What follows is a listing to be transcribed exactly.

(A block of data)

┄┄┄┄┄┄┄┄┄┄

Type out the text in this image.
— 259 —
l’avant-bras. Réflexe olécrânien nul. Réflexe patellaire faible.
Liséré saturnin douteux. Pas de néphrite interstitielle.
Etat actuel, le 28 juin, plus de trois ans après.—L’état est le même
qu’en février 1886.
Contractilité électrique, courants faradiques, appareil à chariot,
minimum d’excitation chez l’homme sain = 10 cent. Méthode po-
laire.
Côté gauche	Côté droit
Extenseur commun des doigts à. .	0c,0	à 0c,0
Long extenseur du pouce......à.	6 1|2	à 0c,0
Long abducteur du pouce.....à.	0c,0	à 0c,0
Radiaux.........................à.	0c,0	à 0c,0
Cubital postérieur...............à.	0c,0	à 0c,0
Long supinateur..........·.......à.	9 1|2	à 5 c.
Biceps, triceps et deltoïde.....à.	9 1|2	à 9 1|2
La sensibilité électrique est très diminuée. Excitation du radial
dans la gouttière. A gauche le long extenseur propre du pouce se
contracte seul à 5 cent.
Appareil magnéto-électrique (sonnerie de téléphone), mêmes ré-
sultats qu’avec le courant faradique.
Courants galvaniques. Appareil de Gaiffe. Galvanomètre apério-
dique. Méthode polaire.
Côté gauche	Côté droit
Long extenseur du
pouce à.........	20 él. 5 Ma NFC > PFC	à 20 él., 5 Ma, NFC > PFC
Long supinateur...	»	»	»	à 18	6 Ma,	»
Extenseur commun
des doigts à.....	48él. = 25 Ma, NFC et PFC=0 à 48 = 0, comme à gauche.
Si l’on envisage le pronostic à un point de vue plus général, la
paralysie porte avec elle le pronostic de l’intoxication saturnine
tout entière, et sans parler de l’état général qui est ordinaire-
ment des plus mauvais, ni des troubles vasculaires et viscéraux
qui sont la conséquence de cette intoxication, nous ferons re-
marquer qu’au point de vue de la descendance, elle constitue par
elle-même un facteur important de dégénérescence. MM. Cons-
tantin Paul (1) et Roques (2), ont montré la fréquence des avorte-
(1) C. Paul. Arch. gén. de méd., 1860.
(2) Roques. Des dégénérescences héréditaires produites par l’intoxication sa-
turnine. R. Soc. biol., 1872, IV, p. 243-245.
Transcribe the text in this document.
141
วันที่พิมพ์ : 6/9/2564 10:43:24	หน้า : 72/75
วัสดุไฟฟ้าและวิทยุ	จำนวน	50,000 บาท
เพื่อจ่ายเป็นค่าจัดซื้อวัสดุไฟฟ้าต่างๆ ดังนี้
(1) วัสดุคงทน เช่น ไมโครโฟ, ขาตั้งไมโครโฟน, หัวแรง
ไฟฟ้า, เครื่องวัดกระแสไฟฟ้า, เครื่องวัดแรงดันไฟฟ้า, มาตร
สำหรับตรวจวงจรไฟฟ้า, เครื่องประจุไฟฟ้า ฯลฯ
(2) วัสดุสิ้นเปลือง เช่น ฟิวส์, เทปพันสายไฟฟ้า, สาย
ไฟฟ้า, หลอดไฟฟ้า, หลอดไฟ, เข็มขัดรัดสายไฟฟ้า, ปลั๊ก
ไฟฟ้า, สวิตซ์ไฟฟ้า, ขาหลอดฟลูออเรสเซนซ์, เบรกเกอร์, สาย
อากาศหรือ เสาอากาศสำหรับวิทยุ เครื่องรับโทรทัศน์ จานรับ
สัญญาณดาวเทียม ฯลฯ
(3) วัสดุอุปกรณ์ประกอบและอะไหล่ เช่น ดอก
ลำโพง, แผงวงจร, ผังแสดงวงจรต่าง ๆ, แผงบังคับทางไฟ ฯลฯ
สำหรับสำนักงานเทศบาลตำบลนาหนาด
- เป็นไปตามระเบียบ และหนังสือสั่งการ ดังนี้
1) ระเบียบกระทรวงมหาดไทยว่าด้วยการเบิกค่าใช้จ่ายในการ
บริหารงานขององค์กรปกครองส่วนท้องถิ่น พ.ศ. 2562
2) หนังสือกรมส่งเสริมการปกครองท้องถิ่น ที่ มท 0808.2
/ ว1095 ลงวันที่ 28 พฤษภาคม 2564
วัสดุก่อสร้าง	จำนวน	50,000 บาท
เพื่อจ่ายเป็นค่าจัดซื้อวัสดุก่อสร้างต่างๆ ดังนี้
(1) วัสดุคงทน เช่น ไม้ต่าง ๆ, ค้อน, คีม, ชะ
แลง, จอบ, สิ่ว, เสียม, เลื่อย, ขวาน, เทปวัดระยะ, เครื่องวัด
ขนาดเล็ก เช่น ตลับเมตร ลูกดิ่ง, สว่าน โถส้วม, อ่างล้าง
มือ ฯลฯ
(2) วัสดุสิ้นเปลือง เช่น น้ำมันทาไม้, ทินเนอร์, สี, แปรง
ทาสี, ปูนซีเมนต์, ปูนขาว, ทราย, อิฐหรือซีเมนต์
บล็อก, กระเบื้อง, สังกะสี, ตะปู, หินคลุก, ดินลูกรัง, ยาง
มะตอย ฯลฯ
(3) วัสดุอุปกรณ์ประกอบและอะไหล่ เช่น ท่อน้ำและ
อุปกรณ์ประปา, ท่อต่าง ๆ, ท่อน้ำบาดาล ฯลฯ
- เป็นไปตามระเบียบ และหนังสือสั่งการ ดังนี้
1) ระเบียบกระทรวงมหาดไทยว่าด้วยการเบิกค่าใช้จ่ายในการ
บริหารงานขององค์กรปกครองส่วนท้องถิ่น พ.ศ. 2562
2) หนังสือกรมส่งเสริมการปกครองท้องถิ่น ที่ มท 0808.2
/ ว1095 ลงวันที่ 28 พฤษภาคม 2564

┄┄┄┄┄┄┄┄┄┄

*Full answer*.
Type out the text in this image.
— 259 —
l’avant-bras. Réflexe olécrânien nul. Réflexe patellaire faible.
Liséré saturnin douteux. Pas de néphrite interstitielle.
Etat actuel, le 28 juin, plus de trois ans après.—L’état est le même
qu’en février 1886.
Contractilité électrique, courants faradiques, appareil à chariot,
minimum d’excitation chez l’homme sain = 10 cent. Méthode po-
laire.
Côté gauche	Côté droit
Extenseur commun des doigts à. .	0c,0	à 0c,0
Long extenseur du pouce......à.	6 1|2	à 0c,0
Long abducteur du pouce.....à.	0c,0	à 0c,0
Radiaux.........................à.	0c,0	à 0c,0
Cubital postérieur...............à.	0c,0	à 0c,0
Long supinateur..........·.......à.	9 1|2	à 5 c.
Biceps, triceps et deltoïde.....à.	9 1|2	à 9 1|2
La sensibilité électrique est très diminuée. Excitation du radial
dans la gouttière. A gauche le long extenseur propre du pouce se
contracte seul à 5 cent.
Appareil magnéto-électrique (sonnerie de téléphone), mêmes ré-
sultats qu’avec le courant faradique.
Courants galvaniques. Appareil de Gaiffe. Galvanomètre apério-
dique. Méthode polaire.
Côté gauche	Côté droit
Long extenseur du
pouce à.........	20 él. 5 Ma NFC > PFC	à 20 él., 5 Ma, NFC > PFC
Long supinateur...	»	»	»	à 18	6 Ma,	»
Extenseur commun
des doigts à.....	48él. = 25 Ma, NFC et PFC=0 à 48 = 0, comme à gauche.
Si l’on envisage le pronostic à un point de vue plus général, la
paralysie porte avec elle le pronostic de l’intoxication saturnine
tout entière, et sans parler de l’état général qui est ordinaire-
ment des plus mauvais, ni des troubles vasculaires et viscéraux
qui sont la conséquence de cette intoxication, nous ferons re-
marquer qu’au point de vue de la descendance, elle constitue par
elle-même un facteur important de dégénérescence. MM. Cons-
tantin Paul (1) et Roques (2), ont montré la fréquence des avorte-
(1) C. Paul. Arch. gén. de méd., 1860.
(2) Roques. Des dégénérescences héréditaires produites par l’intoxication sa-
turnine. R. Soc. biol., 1872, IV, p. 243-245.
Transcribe the text in this document.
141
วันที่พิมพ์ : 6/9/2564 10:43:24	หน้า : 72/75
วัสดุไฟฟ้าและวิทยุ	จำนวน	50,000 บาท
เพื่อจ่ายเป็นค่าจัดซื้อวัสดุไฟฟ้าต่างๆ ดังนี้
(1) วัสดุคงทน เช่น ไมโครโฟ, ขาตั้งไมโครโฟน, หัวแรง
ไฟฟ้า, เครื่องวัดกระแสไฟฟ้า, เครื่องวัดแรงดันไฟฟ้า, มาตร
สำหรับตรวจวงจรไฟฟ้า, เครื่องประจุไฟฟ้า ฯลฯ
(2) วัสดุสิ้นเปลือง เช่น ฟิวส์, เทปพันสายไฟฟ้า, สาย
ไฟฟ้า, หลอดไฟฟ้า, หลอดไฟ, เข็มขัดรัดสายไฟฟ้า, ปลั๊ก
ไฟฟ้า, สวิตซ์ไฟฟ้า, ขาหลอดฟลูออเรสเซนซ์, เบรกเกอร์, สาย
อากาศหรือ เสาอากาศสำหรับวิทยุ เครื่องรับโทรทัศน์ จานรับ
สัญญาณดาวเทียม ฯลฯ
(3) วัสดุอุปกรณ์ประกอบและอะไหล่ เช่น ดอก
ลำโพง, แผงวงจร, ผังแสดงวงจรต่าง ๆ, แผงบังคับทางไฟ ฯลฯ
สำหรับสำนักงานเทศบาลตำบลนาหนาด
- เป็นไปตามระเบียบ และหนังสือสั่งการ ดังนี้
1) ระเบียบกระทรวงมหาดไทยว่าด้วยการเบิกค่าใช้จ่ายในการ
บริหารงานขององค์กรปกครองส่วนท้องถิ่น พ.ศ. 2562
2) หนังสือกรมส่งเสริมการปกครองท้องถิ่น ที่ มท 0808.2
/ ว1095 ลงวันที่ 28 พฤษภาคม 2564
วัสดุก่อสร้าง	จำนวน	50,000 บาท
เพื่อจ่ายเป็นค่าจัดซื้อวัสดุก่อสร้างต่างๆ ดังนี้
(1) วัสดุคงทน เช่น ไม้ต่าง ๆ, ค้อน, คีม, ชะ
แลง, จอบ, สิ่ว, เสียม, เลื่อย, ขวาน, เทปวัดระยะ, เครื่องวัด
ขนาดเล็ก เช่น ตลับเมตร ลูกดิ่ง, สว่าน โถส้วม, อ่างล้าง
มือ ฯลฯ
(2) วัสดุสิ้นเปลือง เช่น น้ำมันทาไม้, ทินเนอร์, สี, แปรง
ทาสี, ปูนซีเมนต์, ปูนขาว, ทราย, อิฐหรือซีเมนต์
บล็อก, กระเบื้อง, สังกะสี, ตะปู, หินคลุก, ดินลูกรัง, ยาง
มะตอย ฯลฯ
(3) วัสดุอุปกรณ์ประกอบและอะไหล่ เช่น ท่อน้ำและ
อุปกรณ์ประปา, ท่อต่าง ๆ, ท่อน้ำบาดาล ฯลฯ
- เป็นไปตามระเบียบ และหนังสือสั่งการ ดังนี้
1) ระเบียบกระทรวงมหาดไทยว่าด้วยการเบิกค่าใช้จ่ายในการ
บริหารงานขององค์กรปกครองส่วนท้องถิ่น พ.ศ. 2562
2) หนังสือกรมส่งเสริมการปกครองท้องถิ่น ที่ มท 0808.2
/ ว1095 ลงวันที่ 28 พฤษภาคม 2564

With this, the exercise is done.